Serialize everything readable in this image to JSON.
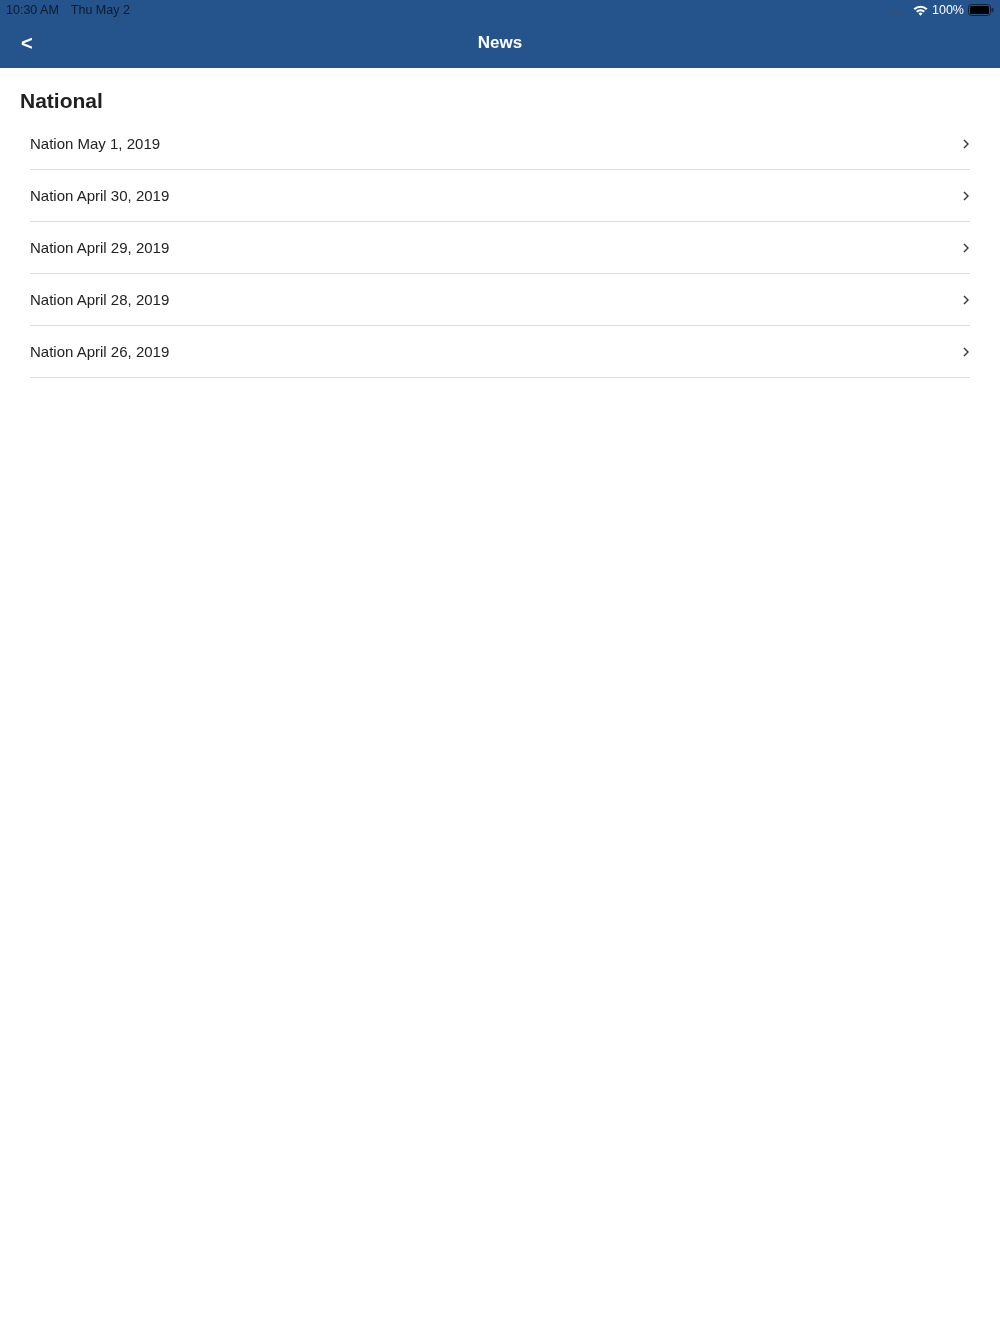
{
  "status_bar": {
    "time": "10:30 AM",
    "date": "Thu May 2",
    "battery": "100%"
  },
  "nav_bar": {
    "back": "<",
    "title": "News"
  },
  "section": {
    "title": "National",
    "items": [
      {
        "label": "Nation May 1, 2019"
      },
      {
        "label": "Nation April 30, 2019"
      },
      {
        "label": "Nation April 29, 2019"
      },
      {
        "label": "Nation April 28, 2019"
      },
      {
        "label": "Nation April 26, 2019"
      }
    ]
  }
}
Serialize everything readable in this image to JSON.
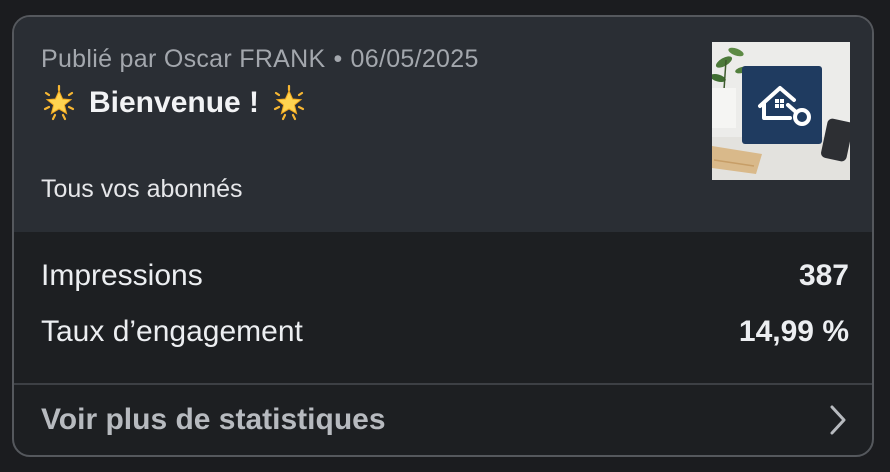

_ _ _ _ _

=== EXERCISE OBJECTIVE ===
Except for the pictures, give all the material above again verbatim.

=== RESULT FOR THIS TASK ===
Serialize everything readable in this image to JSON.
{
  "status_bar": {
    "time": "10:30 AM",
    "date": "Thu May 2",
    "battery": "100%"
  },
  "nav_bar": {
    "back": "<",
    "title": "News"
  },
  "section": {
    "title": "National",
    "items": [
      {
        "label": "Nation May 1, 2019"
      },
      {
        "label": "Nation April 30, 2019"
      },
      {
        "label": "Nation April 29, 2019"
      },
      {
        "label": "Nation April 28, 2019"
      },
      {
        "label": "Nation April 26, 2019"
      }
    ]
  }
}
Serialize everything readable in this image to JSON.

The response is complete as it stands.